# Material provided start

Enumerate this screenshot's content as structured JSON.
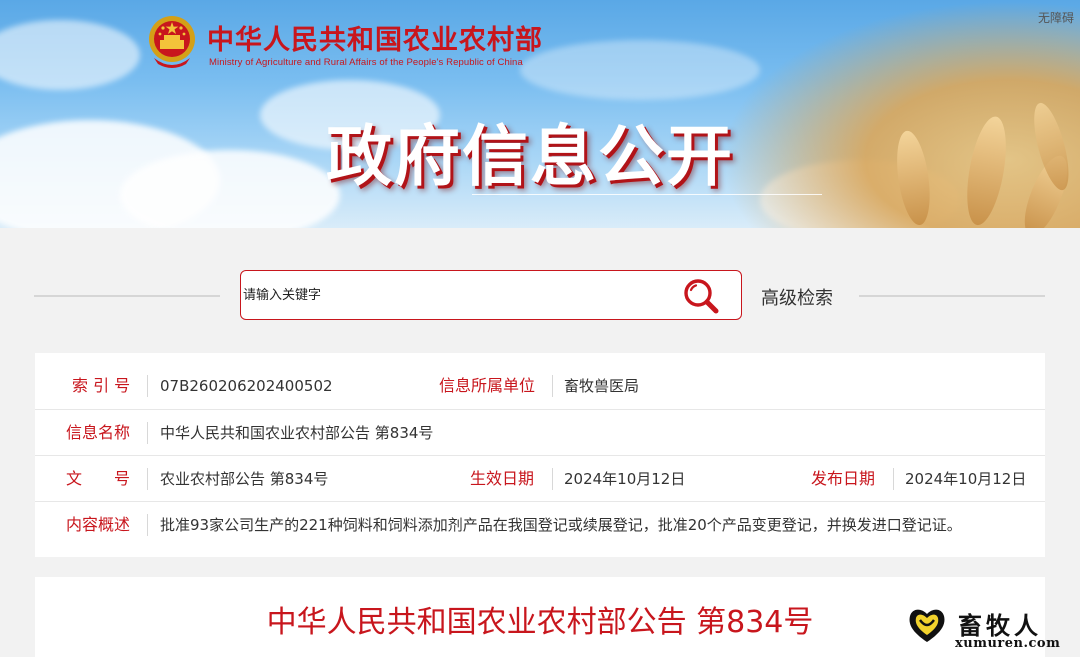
{
  "header": {
    "logo_cn": "中华人民共和国农业农村部",
    "logo_en": "Ministry of Agriculture and Rural Affairs of the People's Republic of China",
    "accessibility_link": "无障碍",
    "banner_title": "政府信息公开"
  },
  "search": {
    "placeholder": "请输入关键字",
    "advanced_label": "高级检索"
  },
  "info": {
    "index_label": "索 引 号",
    "index_value": "07B260206202400502",
    "unit_label": "信息所属单位",
    "unit_value": "畜牧兽医局",
    "name_label": "信息名称",
    "name_value": "中华人民共和国农业农村部公告 第834号",
    "docno_label": "文　　号",
    "docno_value": "农业农村部公告 第834号",
    "effective_label": "生效日期",
    "effective_value": "2024年10月12日",
    "publish_label": "发布日期",
    "publish_value": "2024年10月12日",
    "summary_label": "内容概述",
    "summary_value": "批准93家公司生产的221种饲料和饲料添加剂产品在我国登记或续展登记，批准20个产品变更登记，并换发进口登记证。"
  },
  "article": {
    "title": "中华人民共和国农业农村部公告 第834号"
  },
  "watermark": {
    "cn": "畜牧人",
    "en": "xumuren.com"
  },
  "colors": {
    "brand_red": "#c8161d",
    "sky_blue": "#79bdf0"
  },
  "icons": [
    "national-emblem-icon",
    "search-icon",
    "watermark-logo-icon"
  ]
}
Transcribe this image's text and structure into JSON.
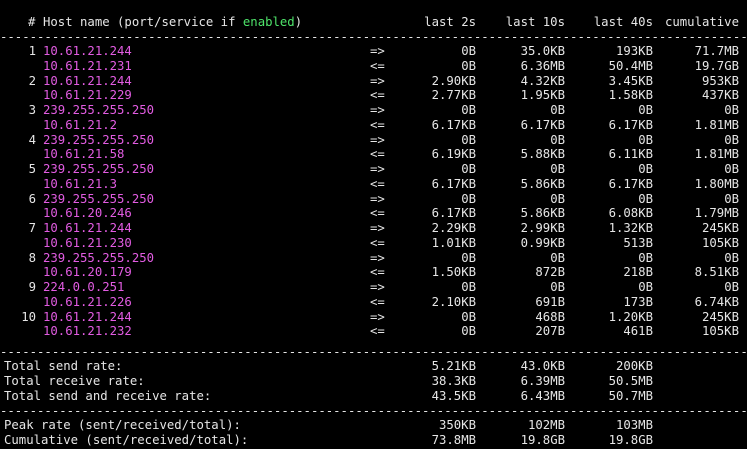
{
  "header": {
    "num": "#",
    "host_prefix": "Host name (port/service if ",
    "host_enabled": "enabled",
    "host_suffix": ")",
    "last2": "last 2s",
    "last10": "last 10s",
    "last40": "last 40s",
    "cumulative": "cumulative"
  },
  "separator": "--------------------------------------------------------------------------------------------------------------------",
  "connections": [
    {
      "num": "1",
      "src": {
        "host": "10.61.21.244",
        "dir": "=>",
        "l2": "0B",
        "l10": "35.0KB",
        "l40": "193KB",
        "cum": "71.7MB"
      },
      "dst": {
        "host": "10.61.21.231",
        "dir": "<=",
        "l2": "0B",
        "l10": "6.36MB",
        "l40": "50.4MB",
        "cum": "19.7GB"
      }
    },
    {
      "num": "2",
      "src": {
        "host": "10.61.21.244",
        "dir": "=>",
        "l2": "2.90KB",
        "l10": "4.32KB",
        "l40": "3.45KB",
        "cum": "953KB"
      },
      "dst": {
        "host": "10.61.21.229",
        "dir": "<=",
        "l2": "2.77KB",
        "l10": "1.95KB",
        "l40": "1.58KB",
        "cum": "437KB"
      }
    },
    {
      "num": "3",
      "src": {
        "host": "239.255.255.250",
        "dir": "=>",
        "l2": "0B",
        "l10": "0B",
        "l40": "0B",
        "cum": "0B"
      },
      "dst": {
        "host": "10.61.21.2",
        "dir": "<=",
        "l2": "6.17KB",
        "l10": "6.17KB",
        "l40": "6.17KB",
        "cum": "1.81MB"
      }
    },
    {
      "num": "4",
      "src": {
        "host": "239.255.255.250",
        "dir": "=>",
        "l2": "0B",
        "l10": "0B",
        "l40": "0B",
        "cum": "0B"
      },
      "dst": {
        "host": "10.61.21.58",
        "dir": "<=",
        "l2": "6.19KB",
        "l10": "5.88KB",
        "l40": "6.11KB",
        "cum": "1.81MB"
      }
    },
    {
      "num": "5",
      "src": {
        "host": "239.255.255.250",
        "dir": "=>",
        "l2": "0B",
        "l10": "0B",
        "l40": "0B",
        "cum": "0B"
      },
      "dst": {
        "host": "10.61.21.3",
        "dir": "<=",
        "l2": "6.17KB",
        "l10": "5.86KB",
        "l40": "6.17KB",
        "cum": "1.80MB"
      }
    },
    {
      "num": "6",
      "src": {
        "host": "239.255.255.250",
        "dir": "=>",
        "l2": "0B",
        "l10": "0B",
        "l40": "0B",
        "cum": "0B"
      },
      "dst": {
        "host": "10.61.20.246",
        "dir": "<=",
        "l2": "6.17KB",
        "l10": "5.86KB",
        "l40": "6.08KB",
        "cum": "1.79MB"
      }
    },
    {
      "num": "7",
      "src": {
        "host": "10.61.21.244",
        "dir": "=>",
        "l2": "2.29KB",
        "l10": "2.99KB",
        "l40": "1.32KB",
        "cum": "245KB"
      },
      "dst": {
        "host": "10.61.21.230",
        "dir": "<=",
        "l2": "1.01KB",
        "l10": "0.99KB",
        "l40": "513B",
        "cum": "105KB"
      }
    },
    {
      "num": "8",
      "src": {
        "host": "239.255.255.250",
        "dir": "=>",
        "l2": "0B",
        "l10": "0B",
        "l40": "0B",
        "cum": "0B"
      },
      "dst": {
        "host": "10.61.20.179",
        "dir": "<=",
        "l2": "1.50KB",
        "l10": "872B",
        "l40": "218B",
        "cum": "8.51KB"
      }
    },
    {
      "num": "9",
      "src": {
        "host": "224.0.0.251",
        "dir": "=>",
        "l2": "0B",
        "l10": "0B",
        "l40": "0B",
        "cum": "0B"
      },
      "dst": {
        "host": "10.61.21.226",
        "dir": "<=",
        "l2": "2.10KB",
        "l10": "691B",
        "l40": "173B",
        "cum": "6.74KB"
      }
    },
    {
      "num": "10",
      "src": {
        "host": "10.61.21.244",
        "dir": "=>",
        "l2": "0B",
        "l10": "468B",
        "l40": "1.20KB",
        "cum": "245KB"
      },
      "dst": {
        "host": "10.61.21.232",
        "dir": "<=",
        "l2": "0B",
        "l10": "207B",
        "l40": "461B",
        "cum": "105KB"
      }
    }
  ],
  "totals": [
    {
      "label": "Total send rate:",
      "l2": "5.21KB",
      "l10": "43.0KB",
      "l40": "200KB"
    },
    {
      "label": "Total receive rate:",
      "l2": "38.3KB",
      "l10": "6.39MB",
      "l40": "50.5MB"
    },
    {
      "label": "Total send and receive rate:",
      "l2": "43.5KB",
      "l10": "6.43MB",
      "l40": "50.7MB"
    }
  ],
  "peaks": [
    {
      "label": "Peak rate (sent/received/total):",
      "l2": "350KB",
      "l10": "102MB",
      "l40": "103MB"
    },
    {
      "label": "Cumulative (sent/received/total):",
      "l2": "73.8MB",
      "l10": "19.8GB",
      "l40": "19.8GB"
    }
  ],
  "colors": {
    "background": "#000000",
    "text": "#e6e6e6",
    "host": "#e25ce2",
    "enabled": "#4ee36a"
  }
}
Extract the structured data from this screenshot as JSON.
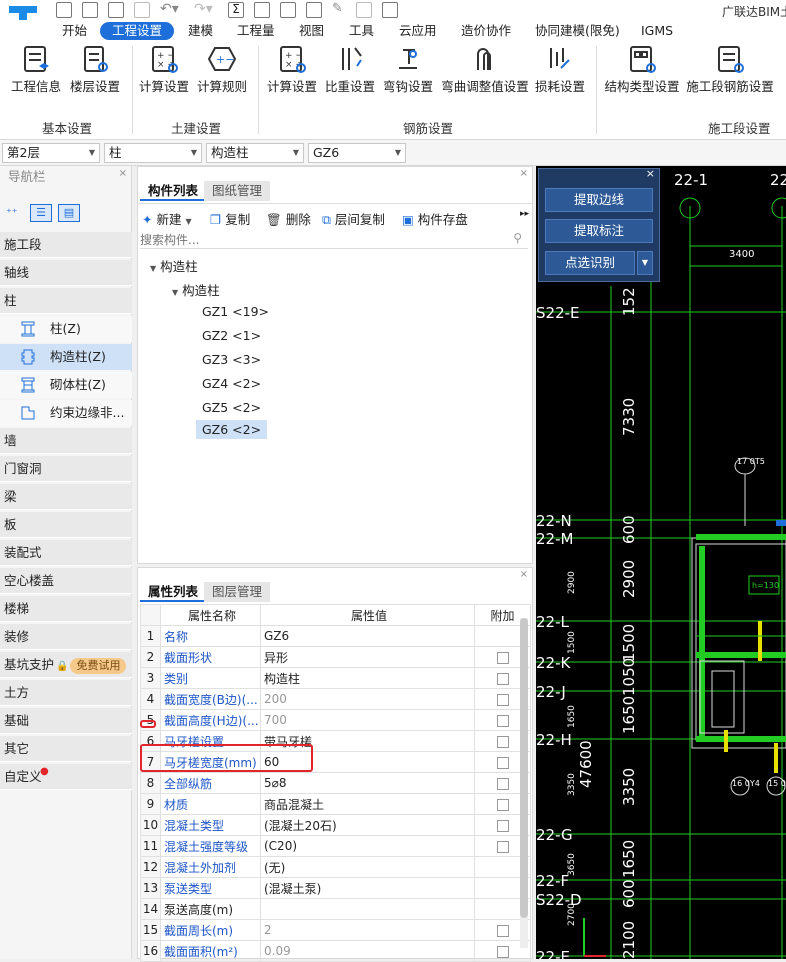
{
  "app_title": "广联达BIM土",
  "menu": {
    "tabs": [
      "开始",
      "工程设置",
      "建模",
      "工程量",
      "视图",
      "工具",
      "云应用",
      "造价协作",
      "协同建模(限免)",
      "IGMS"
    ],
    "active": "工程设置"
  },
  "ribbon": {
    "buttons": [
      "工程信息",
      "楼层设置",
      "计算设置",
      "计算规则",
      "计算设置",
      "比重设置",
      "弯钩设置",
      "弯曲调整值设置",
      "损耗设置",
      "结构类型设置",
      "施工段钢筋设置"
    ],
    "groups": [
      "基本设置",
      "土建设置",
      "钢筋设置",
      "施工段设置"
    ]
  },
  "filters": {
    "floor": "第2层",
    "type": "柱",
    "subtype": "构造柱",
    "item": "GZ6"
  },
  "nav": {
    "title": "导航栏",
    "categories_top": [
      "施工段",
      "轴线",
      "柱"
    ],
    "column_items": [
      "柱(Z)",
      "构造柱(Z)",
      "砌体柱(Z)",
      "约束边缘非..."
    ],
    "categories_bottom": [
      "墙",
      "门窗洞",
      "梁",
      "板",
      "装配式",
      "空心楼盖",
      "楼梯",
      "装修",
      "基坑支护",
      "土方",
      "基础",
      "其它",
      "自定义"
    ],
    "free_badge": "免费试用"
  },
  "complist": {
    "tabs": [
      "构件列表",
      "图纸管理"
    ],
    "toolbar": {
      "new": "新建",
      "copy": "复制",
      "delete": "删除",
      "floor_copy": "层间复制",
      "save": "构件存盘"
    },
    "search_placeholder": "搜索构件...",
    "tree_root": "构造柱",
    "tree_child": "构造柱",
    "items": [
      "GZ1 <19>",
      "GZ2 <1>",
      "GZ3 <3>",
      "GZ4 <2>",
      "GZ5 <2>",
      "GZ6 <2>"
    ]
  },
  "props": {
    "tabs": [
      "属性列表",
      "图层管理"
    ],
    "headers": [
      "属性名称",
      "属性值",
      "附加"
    ],
    "rows": [
      {
        "n": "1",
        "name": "名称",
        "value": "GZ6"
      },
      {
        "n": "2",
        "name": "截面形状",
        "value": "异形"
      },
      {
        "n": "3",
        "name": "类别",
        "value": "构造柱"
      },
      {
        "n": "4",
        "name": "截面宽度(B边)(...",
        "value": "200"
      },
      {
        "n": "5",
        "name": "截面高度(H边)(...",
        "value": "700"
      },
      {
        "n": "6",
        "name": "马牙槎设置",
        "value": "带马牙槎"
      },
      {
        "n": "7",
        "name": "马牙槎宽度(mm)",
        "value": "60"
      },
      {
        "n": "8",
        "name": "全部纵筋",
        "value": "5⌀8"
      },
      {
        "n": "9",
        "name": "材质",
        "value": "商品混凝土"
      },
      {
        "n": "10",
        "name": "混凝土类型",
        "value": "(混凝土20石)"
      },
      {
        "n": "11",
        "name": "混凝土强度等级",
        "value": "(C20)"
      },
      {
        "n": "12",
        "name": "混凝土外加剂",
        "value": "(无)"
      },
      {
        "n": "13",
        "name": "泵送类型",
        "value": "(混凝土泵)"
      },
      {
        "n": "14",
        "name": "泵送高度(m)",
        "value": ""
      },
      {
        "n": "15",
        "name": "截面周长(m)",
        "value": "2"
      },
      {
        "n": "16",
        "name": "截面面积(m²)",
        "value": "0.09"
      }
    ]
  },
  "float_panel": {
    "btn1": "提取边线",
    "btn2": "提取标注",
    "btn3": "点选识别"
  },
  "cad": {
    "axis_top": [
      "22-1",
      "22"
    ],
    "dim_top": "3400",
    "row_labels": [
      "S22-E",
      "22-N",
      "22-M",
      "22-L",
      "22-K",
      "22-J",
      "22-H",
      "22-G",
      "22-F",
      "S22-D",
      "22-E"
    ],
    "dims_big": [
      "152",
      "7330",
      "600",
      "2900",
      "1500",
      "1050",
      "1650",
      "3350",
      "47600",
      "1650",
      "600",
      "2100"
    ],
    "dims_small": [
      "2900",
      "1500",
      "1650",
      "3350",
      "3650",
      "2700"
    ],
    "bubbles": [
      "17\n0T5",
      "16\n0Y4",
      "15\n0Y4"
    ],
    "h_label": "h=130"
  }
}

# Material provided end

#### Exercise objective:
From the records above, pull out each line that has "send".

#### Written answer:
      "label": "Total send rate:",
      "label": "Total send and receive rate:",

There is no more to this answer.